• [What the task asks]: Exactly repeat the full listing that follows.

• [Data shown]:
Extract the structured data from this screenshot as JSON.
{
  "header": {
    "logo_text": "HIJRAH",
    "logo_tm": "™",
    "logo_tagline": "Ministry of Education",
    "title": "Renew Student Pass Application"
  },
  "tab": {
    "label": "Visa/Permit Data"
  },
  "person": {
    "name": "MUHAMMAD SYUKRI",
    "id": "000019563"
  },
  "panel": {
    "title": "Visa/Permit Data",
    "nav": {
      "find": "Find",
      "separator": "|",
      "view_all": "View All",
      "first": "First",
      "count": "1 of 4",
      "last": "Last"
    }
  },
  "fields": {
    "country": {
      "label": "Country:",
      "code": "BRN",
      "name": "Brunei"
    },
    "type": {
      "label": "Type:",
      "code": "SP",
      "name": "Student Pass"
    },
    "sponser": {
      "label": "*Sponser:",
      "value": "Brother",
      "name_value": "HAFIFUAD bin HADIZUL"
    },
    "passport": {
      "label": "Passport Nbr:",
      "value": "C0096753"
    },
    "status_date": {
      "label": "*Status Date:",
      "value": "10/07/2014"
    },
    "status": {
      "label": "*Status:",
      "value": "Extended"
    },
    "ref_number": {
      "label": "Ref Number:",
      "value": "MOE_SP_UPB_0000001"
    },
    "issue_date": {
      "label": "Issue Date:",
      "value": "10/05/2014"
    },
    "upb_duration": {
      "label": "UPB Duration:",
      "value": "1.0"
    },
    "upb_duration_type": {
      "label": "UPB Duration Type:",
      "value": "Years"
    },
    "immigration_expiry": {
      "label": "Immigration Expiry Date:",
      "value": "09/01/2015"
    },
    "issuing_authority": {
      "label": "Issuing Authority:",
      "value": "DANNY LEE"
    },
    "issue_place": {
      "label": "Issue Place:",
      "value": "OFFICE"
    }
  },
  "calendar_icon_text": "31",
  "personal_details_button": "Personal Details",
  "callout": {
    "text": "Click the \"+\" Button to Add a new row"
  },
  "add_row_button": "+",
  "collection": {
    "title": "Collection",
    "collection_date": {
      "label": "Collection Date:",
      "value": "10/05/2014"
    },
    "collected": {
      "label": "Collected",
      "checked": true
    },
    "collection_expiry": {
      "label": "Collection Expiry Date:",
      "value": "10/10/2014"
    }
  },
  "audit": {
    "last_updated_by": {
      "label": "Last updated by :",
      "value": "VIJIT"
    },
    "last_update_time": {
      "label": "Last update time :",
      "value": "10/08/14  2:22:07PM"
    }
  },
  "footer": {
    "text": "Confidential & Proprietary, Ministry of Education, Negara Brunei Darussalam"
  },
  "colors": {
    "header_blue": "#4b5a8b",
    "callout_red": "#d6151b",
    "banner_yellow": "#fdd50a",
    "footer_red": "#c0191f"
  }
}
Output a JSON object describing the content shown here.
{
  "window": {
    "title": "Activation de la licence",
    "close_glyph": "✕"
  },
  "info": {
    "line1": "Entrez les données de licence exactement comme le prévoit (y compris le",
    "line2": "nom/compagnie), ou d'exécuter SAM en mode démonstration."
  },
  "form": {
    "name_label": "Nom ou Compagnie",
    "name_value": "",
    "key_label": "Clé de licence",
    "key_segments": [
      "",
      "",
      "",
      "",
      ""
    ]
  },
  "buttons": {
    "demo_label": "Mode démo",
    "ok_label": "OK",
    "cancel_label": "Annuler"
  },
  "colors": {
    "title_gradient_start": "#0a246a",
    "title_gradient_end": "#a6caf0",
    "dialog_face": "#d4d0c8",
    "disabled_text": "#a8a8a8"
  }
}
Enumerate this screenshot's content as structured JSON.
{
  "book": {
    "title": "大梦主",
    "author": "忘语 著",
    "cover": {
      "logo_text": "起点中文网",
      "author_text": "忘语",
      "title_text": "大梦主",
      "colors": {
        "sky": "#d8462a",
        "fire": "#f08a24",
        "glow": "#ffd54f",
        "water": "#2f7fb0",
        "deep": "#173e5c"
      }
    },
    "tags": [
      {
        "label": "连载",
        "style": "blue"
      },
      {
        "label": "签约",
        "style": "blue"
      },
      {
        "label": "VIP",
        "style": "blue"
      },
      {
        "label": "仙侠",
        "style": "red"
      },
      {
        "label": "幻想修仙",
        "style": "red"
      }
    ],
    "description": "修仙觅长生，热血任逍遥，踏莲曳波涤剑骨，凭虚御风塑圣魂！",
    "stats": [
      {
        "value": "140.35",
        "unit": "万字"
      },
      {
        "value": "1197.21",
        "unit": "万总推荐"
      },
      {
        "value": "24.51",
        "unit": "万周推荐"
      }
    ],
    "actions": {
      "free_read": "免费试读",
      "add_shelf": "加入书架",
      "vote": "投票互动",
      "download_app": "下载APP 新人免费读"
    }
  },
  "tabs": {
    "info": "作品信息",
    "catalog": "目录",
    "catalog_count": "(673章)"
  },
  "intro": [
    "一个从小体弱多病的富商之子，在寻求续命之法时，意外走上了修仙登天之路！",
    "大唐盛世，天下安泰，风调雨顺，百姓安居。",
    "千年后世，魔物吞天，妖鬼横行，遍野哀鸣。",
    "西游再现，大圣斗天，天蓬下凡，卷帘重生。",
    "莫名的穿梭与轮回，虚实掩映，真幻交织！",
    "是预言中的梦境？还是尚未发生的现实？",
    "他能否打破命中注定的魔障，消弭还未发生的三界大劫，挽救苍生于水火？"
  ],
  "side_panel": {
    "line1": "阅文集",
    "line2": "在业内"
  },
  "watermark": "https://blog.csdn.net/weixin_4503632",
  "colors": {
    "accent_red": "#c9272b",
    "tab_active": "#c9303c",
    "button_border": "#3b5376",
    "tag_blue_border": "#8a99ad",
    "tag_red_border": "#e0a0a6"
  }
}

• [Complete output]:
Extract the structured data from this screenshot as JSON.
{
  "header": {
    "logo_text": "HIJRAH",
    "logo_tm": "™",
    "logo_tagline": "Ministry of Education",
    "title": "Renew Student Pass Application"
  },
  "tab": {
    "label": "Visa/Permit Data"
  },
  "person": {
    "name": "MUHAMMAD SYUKRI",
    "id": "000019563"
  },
  "panel": {
    "title": "Visa/Permit Data",
    "nav": {
      "find": "Find",
      "separator": "|",
      "view_all": "View All",
      "first": "First",
      "count": "1 of 4",
      "last": "Last"
    }
  },
  "fields": {
    "country": {
      "label": "Country:",
      "code": "BRN",
      "name": "Brunei"
    },
    "type": {
      "label": "Type:",
      "code": "SP",
      "name": "Student Pass"
    },
    "sponser": {
      "label": "*Sponser:",
      "value": "Brother",
      "name_value": "HAFIFUAD bin HADIZUL"
    },
    "passport": {
      "label": "Passport Nbr:",
      "value": "C0096753"
    },
    "status_date": {
      "label": "*Status Date:",
      "value": "10/07/2014"
    },
    "status": {
      "label": "*Status:",
      "value": "Extended"
    },
    "ref_number": {
      "label": "Ref Number:",
      "value": "MOE_SP_UPB_0000001"
    },
    "issue_date": {
      "label": "Issue Date:",
      "value": "10/05/2014"
    },
    "upb_duration": {
      "label": "UPB Duration:",
      "value": "1.0"
    },
    "upb_duration_type": {
      "label": "UPB Duration Type:",
      "value": "Years"
    },
    "immigration_expiry": {
      "label": "Immigration Expiry Date:",
      "value": "09/01/2015"
    },
    "issuing_authority": {
      "label": "Issuing Authority:",
      "value": "DANNY LEE"
    },
    "issue_place": {
      "label": "Issue Place:",
      "value": "OFFICE"
    }
  },
  "calendar_icon_text": "31",
  "personal_details_button": "Personal Details",
  "callout": {
    "text": "Click the \"+\" Button to Add a new row"
  },
  "add_row_button": "+",
  "collection": {
    "title": "Collection",
    "collection_date": {
      "label": "Collection Date:",
      "value": "10/05/2014"
    },
    "collected": {
      "label": "Collected",
      "checked": true
    },
    "collection_expiry": {
      "label": "Collection Expiry Date:",
      "value": "10/10/2014"
    }
  },
  "audit": {
    "last_updated_by": {
      "label": "Last updated by :",
      "value": "VIJIT"
    },
    "last_update_time": {
      "label": "Last update time :",
      "value": "10/08/14  2:22:07PM"
    }
  },
  "footer": {
    "text": "Confidential & Proprietary, Ministry of Education, Negara Brunei Darussalam"
  },
  "colors": {
    "header_blue": "#4b5a8b",
    "callout_red": "#d6151b",
    "banner_yellow": "#fdd50a",
    "footer_red": "#c0191f"
  }
}
Output a JSON object describing the content shown here.
{
  "window": {
    "title": "Activation de la licence",
    "close_glyph": "✕"
  },
  "info": {
    "line1": "Entrez les données de licence exactement comme le prévoit (y compris le",
    "line2": "nom/compagnie), ou d'exécuter SAM en mode démonstration."
  },
  "form": {
    "name_label": "Nom ou Compagnie",
    "name_value": "",
    "key_label": "Clé de licence",
    "key_segments": [
      "",
      "",
      "",
      "",
      ""
    ]
  },
  "buttons": {
    "demo_label": "Mode démo",
    "ok_label": "OK",
    "cancel_label": "Annuler"
  },
  "colors": {
    "title_gradient_start": "#0a246a",
    "title_gradient_end": "#a6caf0",
    "dialog_face": "#d4d0c8",
    "disabled_text": "#a8a8a8"
  }
}
Enumerate this screenshot's content as structured JSON.
{
  "book": {
    "title": "大梦主",
    "author": "忘语 著",
    "cover": {
      "logo_text": "起点中文网",
      "author_text": "忘语",
      "title_text": "大梦主",
      "colors": {
        "sky": "#d8462a",
        "fire": "#f08a24",
        "glow": "#ffd54f",
        "water": "#2f7fb0",
        "deep": "#173e5c"
      }
    },
    "tags": [
      {
        "label": "连载",
        "style": "blue"
      },
      {
        "label": "签约",
        "style": "blue"
      },
      {
        "label": "VIP",
        "style": "blue"
      },
      {
        "label": "仙侠",
        "style": "red"
      },
      {
        "label": "幻想修仙",
        "style": "red"
      }
    ],
    "description": "修仙觅长生，热血任逍遥，踏莲曳波涤剑骨，凭虚御风塑圣魂！",
    "stats": [
      {
        "value": "140.35",
        "unit": "万字"
      },
      {
        "value": "1197.21",
        "unit": "万总推荐"
      },
      {
        "value": "24.51",
        "unit": "万周推荐"
      }
    ],
    "actions": {
      "free_read": "免费试读",
      "add_shelf": "加入书架",
      "vote": "投票互动",
      "download_app": "下载APP 新人免费读"
    }
  },
  "tabs": {
    "info": "作品信息",
    "catalog": "目录",
    "catalog_count": "(673章)"
  },
  "intro": [
    "一个从小体弱多病的富商之子，在寻求续命之法时，意外走上了修仙登天之路！",
    "大唐盛世，天下安泰，风调雨顺，百姓安居。",
    "千年后世，魔物吞天，妖鬼横行，遍野哀鸣。",
    "西游再现，大圣斗天，天蓬下凡，卷帘重生。",
    "莫名的穿梭与轮回，虚实掩映，真幻交织！",
    "是预言中的梦境？还是尚未发生的现实？",
    "他能否打破命中注定的魔障，消弭还未发生的三界大劫，挽救苍生于水火？"
  ],
  "side_panel": {
    "line1": "阅文集",
    "line2": "在业内"
  },
  "watermark": "https://blog.csdn.net/weixin_4503632",
  "colors": {
    "accent_red": "#c9272b",
    "tab_active": "#c9303c",
    "button_border": "#3b5376",
    "tag_blue_border": "#8a99ad",
    "tag_red_border": "#e0a0a6"
  }
}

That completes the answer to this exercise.